- [To do]:
Copy out, unchanged, the entries below from the "Give me a plain-text" line to the final line. Omit pictures.
+--
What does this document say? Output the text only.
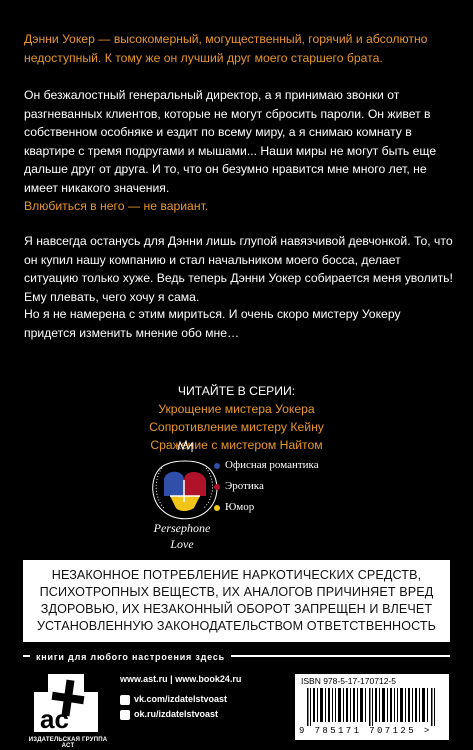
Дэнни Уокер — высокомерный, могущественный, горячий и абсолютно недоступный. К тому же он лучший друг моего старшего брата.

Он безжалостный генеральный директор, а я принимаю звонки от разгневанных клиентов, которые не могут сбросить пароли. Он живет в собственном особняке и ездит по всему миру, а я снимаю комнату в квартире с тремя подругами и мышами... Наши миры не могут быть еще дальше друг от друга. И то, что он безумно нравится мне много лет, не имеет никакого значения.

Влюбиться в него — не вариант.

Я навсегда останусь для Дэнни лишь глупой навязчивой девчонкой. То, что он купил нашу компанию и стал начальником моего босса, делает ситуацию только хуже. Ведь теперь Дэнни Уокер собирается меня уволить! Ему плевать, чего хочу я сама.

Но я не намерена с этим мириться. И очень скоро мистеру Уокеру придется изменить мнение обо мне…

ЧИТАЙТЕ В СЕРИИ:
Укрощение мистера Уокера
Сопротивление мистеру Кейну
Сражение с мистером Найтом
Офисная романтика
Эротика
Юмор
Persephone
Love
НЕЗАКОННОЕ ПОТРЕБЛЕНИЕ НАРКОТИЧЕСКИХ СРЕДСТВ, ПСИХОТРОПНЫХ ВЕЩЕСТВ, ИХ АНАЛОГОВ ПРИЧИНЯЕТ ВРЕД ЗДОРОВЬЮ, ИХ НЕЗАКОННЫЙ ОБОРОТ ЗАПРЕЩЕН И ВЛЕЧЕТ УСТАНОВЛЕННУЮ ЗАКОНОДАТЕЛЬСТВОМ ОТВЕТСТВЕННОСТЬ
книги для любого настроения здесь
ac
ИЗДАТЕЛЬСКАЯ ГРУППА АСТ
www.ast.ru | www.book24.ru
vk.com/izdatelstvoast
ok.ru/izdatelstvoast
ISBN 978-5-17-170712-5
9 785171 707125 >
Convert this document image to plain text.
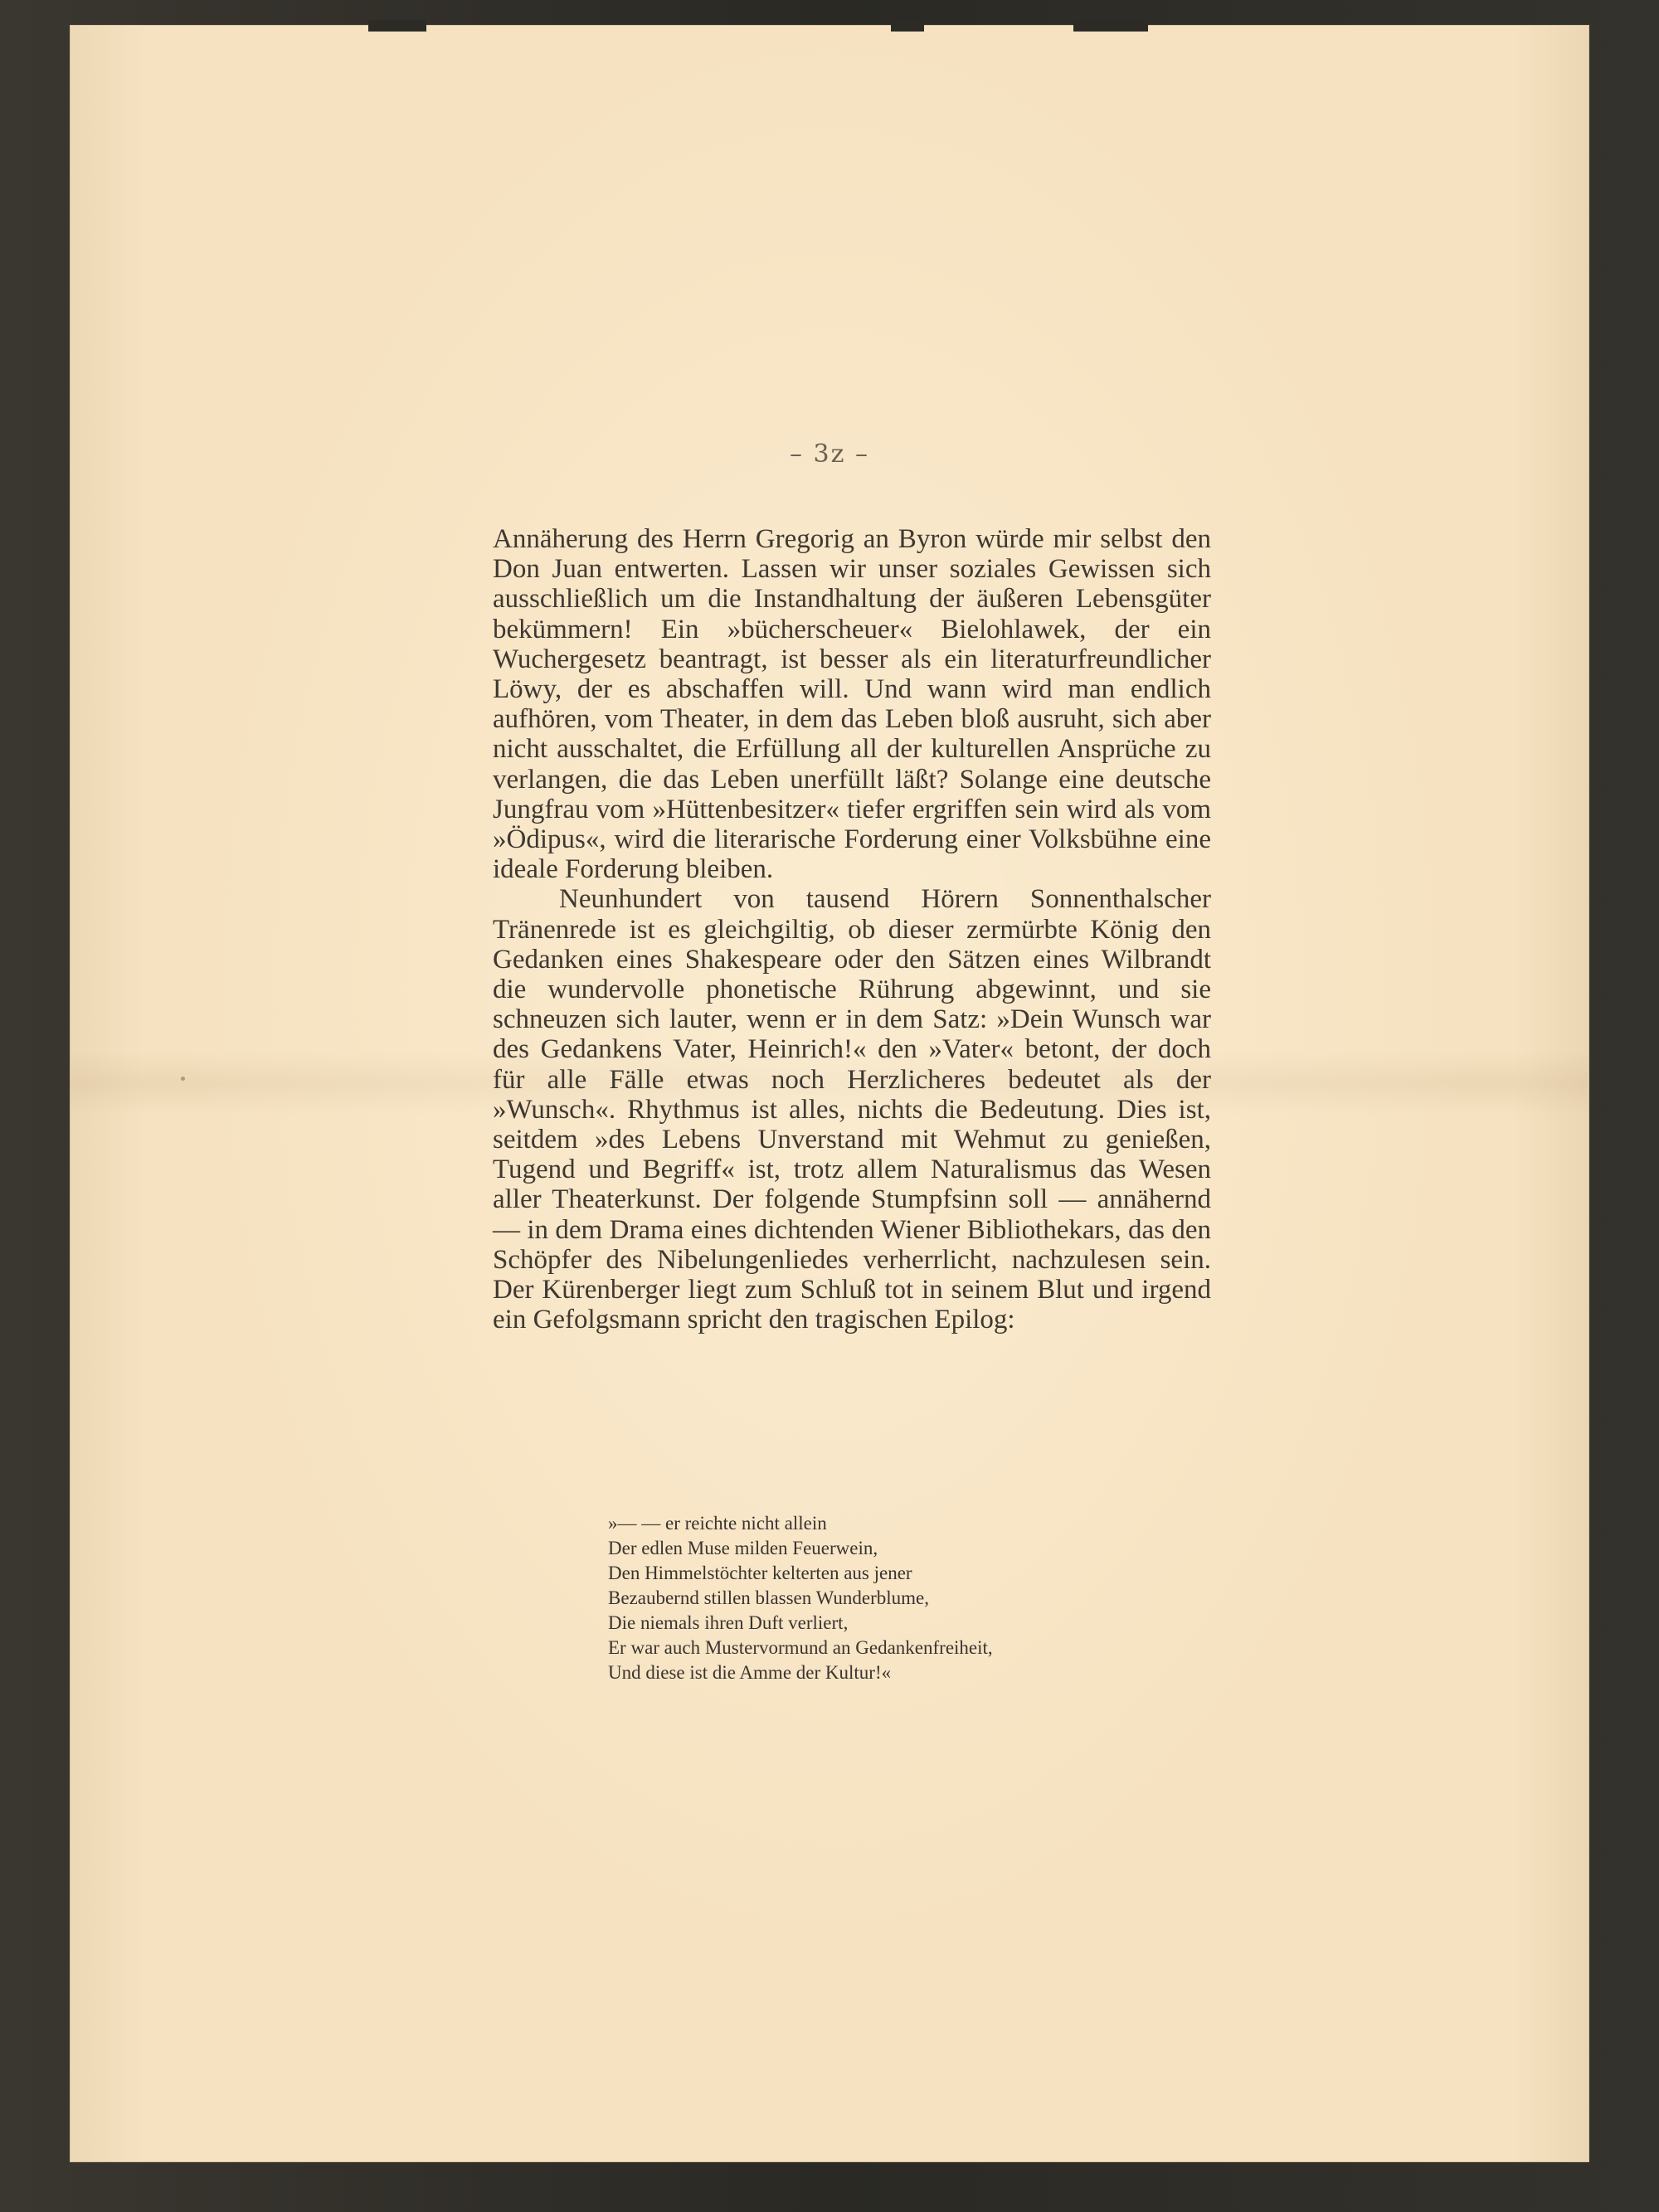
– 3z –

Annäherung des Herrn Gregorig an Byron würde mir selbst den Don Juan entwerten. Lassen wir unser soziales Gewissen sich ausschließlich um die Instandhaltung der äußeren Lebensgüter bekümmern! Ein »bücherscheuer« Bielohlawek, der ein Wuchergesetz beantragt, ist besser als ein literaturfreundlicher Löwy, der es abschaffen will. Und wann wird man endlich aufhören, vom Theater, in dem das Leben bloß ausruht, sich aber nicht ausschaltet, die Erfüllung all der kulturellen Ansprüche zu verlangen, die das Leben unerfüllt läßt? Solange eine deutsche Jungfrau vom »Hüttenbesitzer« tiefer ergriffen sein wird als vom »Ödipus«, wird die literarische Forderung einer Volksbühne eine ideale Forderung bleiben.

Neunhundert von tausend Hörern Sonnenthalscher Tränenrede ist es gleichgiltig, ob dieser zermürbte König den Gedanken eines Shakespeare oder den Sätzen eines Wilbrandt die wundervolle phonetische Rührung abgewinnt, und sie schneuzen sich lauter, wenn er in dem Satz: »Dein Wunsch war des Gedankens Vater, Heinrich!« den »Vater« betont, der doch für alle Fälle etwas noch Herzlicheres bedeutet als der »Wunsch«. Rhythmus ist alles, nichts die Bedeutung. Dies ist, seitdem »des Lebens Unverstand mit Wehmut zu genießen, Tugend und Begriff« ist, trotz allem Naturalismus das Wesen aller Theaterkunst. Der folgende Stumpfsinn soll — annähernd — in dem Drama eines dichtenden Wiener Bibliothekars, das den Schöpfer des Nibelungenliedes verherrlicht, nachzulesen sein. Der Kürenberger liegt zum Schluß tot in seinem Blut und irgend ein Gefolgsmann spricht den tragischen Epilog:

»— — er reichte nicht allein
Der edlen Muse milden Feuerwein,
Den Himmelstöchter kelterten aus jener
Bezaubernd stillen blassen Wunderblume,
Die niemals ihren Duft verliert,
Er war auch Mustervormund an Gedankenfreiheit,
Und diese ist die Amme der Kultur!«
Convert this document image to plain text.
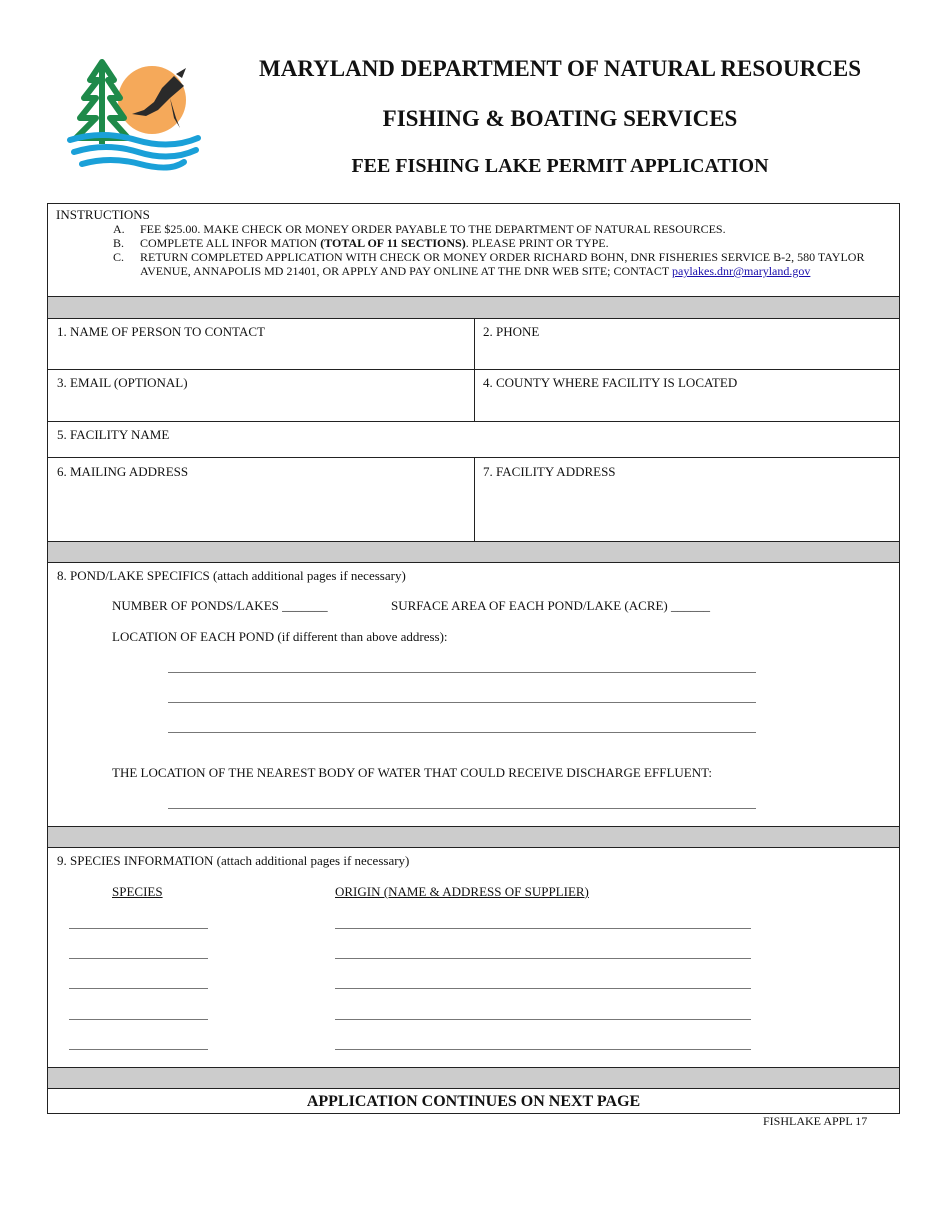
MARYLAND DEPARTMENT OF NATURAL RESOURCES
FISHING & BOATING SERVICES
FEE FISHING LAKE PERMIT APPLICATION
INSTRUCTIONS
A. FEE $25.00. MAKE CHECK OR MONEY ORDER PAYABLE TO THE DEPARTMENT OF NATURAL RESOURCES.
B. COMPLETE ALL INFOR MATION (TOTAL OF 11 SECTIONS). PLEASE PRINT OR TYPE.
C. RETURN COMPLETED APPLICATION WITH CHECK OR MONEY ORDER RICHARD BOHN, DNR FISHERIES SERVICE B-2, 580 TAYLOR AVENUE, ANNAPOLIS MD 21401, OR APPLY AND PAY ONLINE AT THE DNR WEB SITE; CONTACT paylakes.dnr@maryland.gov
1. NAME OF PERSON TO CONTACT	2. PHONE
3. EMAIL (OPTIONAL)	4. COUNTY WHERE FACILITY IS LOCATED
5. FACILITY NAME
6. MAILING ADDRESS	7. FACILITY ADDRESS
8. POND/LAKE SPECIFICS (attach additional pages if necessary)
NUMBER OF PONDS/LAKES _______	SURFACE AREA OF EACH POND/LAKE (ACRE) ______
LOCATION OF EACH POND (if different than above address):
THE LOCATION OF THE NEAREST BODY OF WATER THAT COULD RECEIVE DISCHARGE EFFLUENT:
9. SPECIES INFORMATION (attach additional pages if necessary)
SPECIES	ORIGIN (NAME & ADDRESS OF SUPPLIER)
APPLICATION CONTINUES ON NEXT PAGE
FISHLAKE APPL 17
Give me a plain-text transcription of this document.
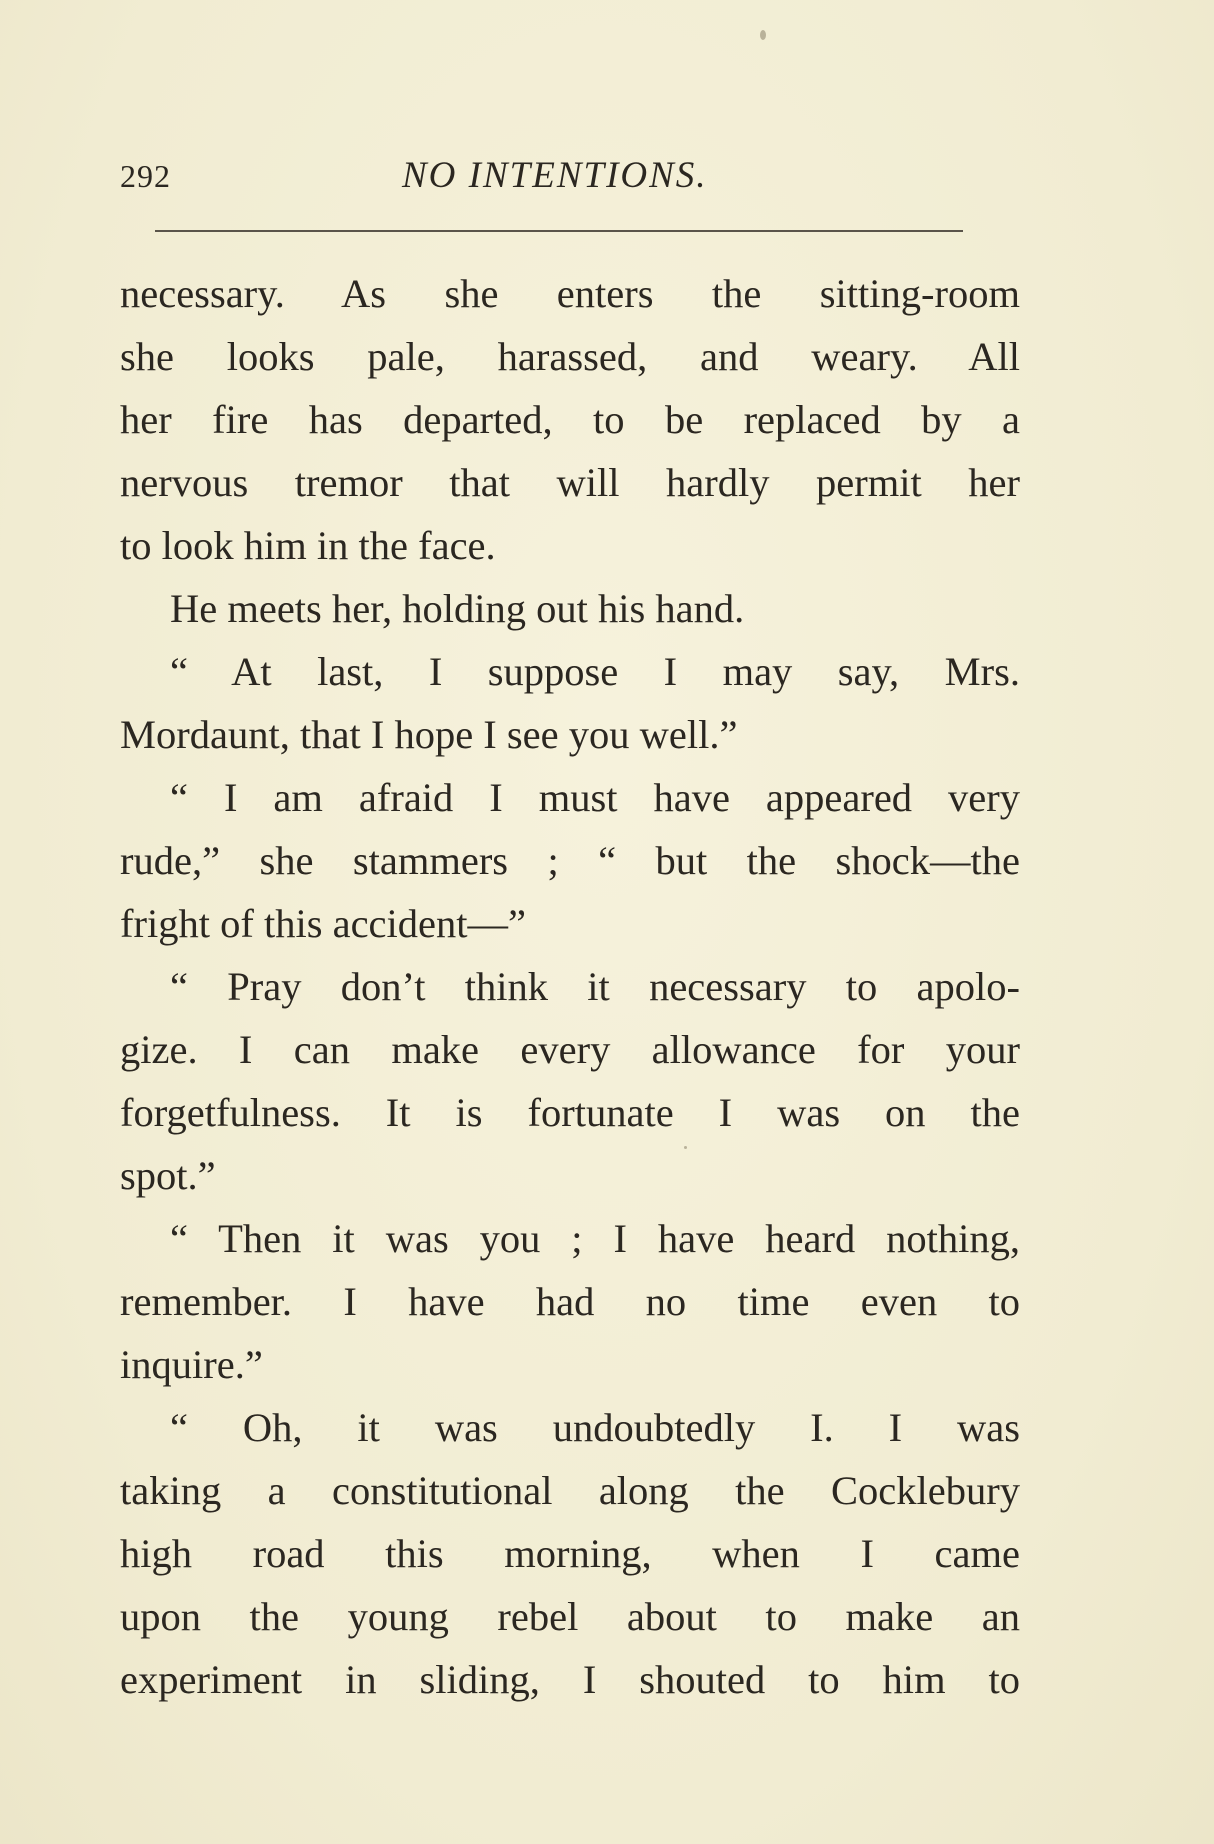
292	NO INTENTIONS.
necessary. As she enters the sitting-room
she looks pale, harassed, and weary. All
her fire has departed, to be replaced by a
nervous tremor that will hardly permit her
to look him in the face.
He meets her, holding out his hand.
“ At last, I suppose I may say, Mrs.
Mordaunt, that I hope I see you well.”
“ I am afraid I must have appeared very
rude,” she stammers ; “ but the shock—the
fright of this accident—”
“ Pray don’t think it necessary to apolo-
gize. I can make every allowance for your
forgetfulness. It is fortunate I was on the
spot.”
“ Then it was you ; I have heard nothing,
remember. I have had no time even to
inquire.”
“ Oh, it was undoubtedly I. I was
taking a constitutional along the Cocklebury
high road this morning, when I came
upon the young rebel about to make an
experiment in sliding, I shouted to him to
+--
- [Result of this task]:
Give me a plain-text transcription of this document.
292	NO INTENTIONS.
necessary. As she enters the sitting-room
she looks pale, harassed, and weary. All
her fire has departed, to be replaced by a
nervous tremor that will hardly permit her
to look him in the face.
He meets her, holding out his hand.
“ At last, I suppose I may say, Mrs.
Mordaunt, that I hope I see you well.”
“ I am afraid I must have appeared very
rude,” she stammers ; “ but the shock—the
fright of this accident—”
“ Pray don’t think it necessary to apolo-
gize. I can make every allowance for your
forgetfulness. It is fortunate I was on the
spot.”
“ Then it was you ; I have heard nothing,
remember. I have had no time even to
inquire.”
“ Oh, it was undoubtedly I. I was
taking a constitutional along the Cocklebury
high road this morning, when I came
upon the young rebel about to make an
experiment in sliding, I shouted to him to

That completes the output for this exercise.